Work to complete
Only the pictures stay out; every record is to be quoted exactly.
-- Start of Record list --
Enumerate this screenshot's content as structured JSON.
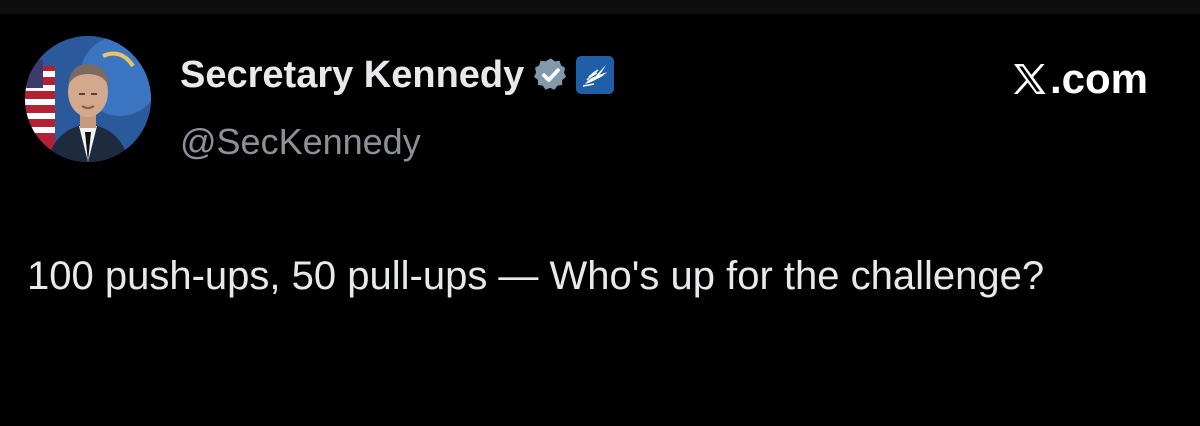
{
  "post": {
    "author": {
      "display_name": "Secretary Kennedy",
      "handle": "@SecKennedy",
      "verified_badge_icon": "verified-badge-icon",
      "affiliate_icon": "hhs-eagle-icon",
      "verified_color": "#829aab",
      "affiliate_color": "#1f5fa8"
    },
    "text": "100 push-ups, 50 pull-ups — Who's up for the challenge?"
  },
  "brand": {
    "label": ".com",
    "logo_icon": "x-logo-icon"
  },
  "colors": {
    "background": "#000000",
    "text_primary": "#e7e9ea",
    "text_secondary": "#8b9196"
  }
}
-- End of Record list --
Output of the exercise
Enumerate this screenshot's content as structured JSON.
{
  "post": {
    "author": {
      "display_name": "Secretary Kennedy",
      "handle": "@SecKennedy",
      "verified_badge_icon": "verified-badge-icon",
      "affiliate_icon": "hhs-eagle-icon",
      "verified_color": "#829aab",
      "affiliate_color": "#1f5fa8"
    },
    "text": "100 push-ups, 50 pull-ups — Who's up for the challenge?"
  },
  "brand": {
    "label": ".com",
    "logo_icon": "x-logo-icon"
  },
  "colors": {
    "background": "#000000",
    "text_primary": "#e7e9ea",
    "text_secondary": "#8b9196"
  }
}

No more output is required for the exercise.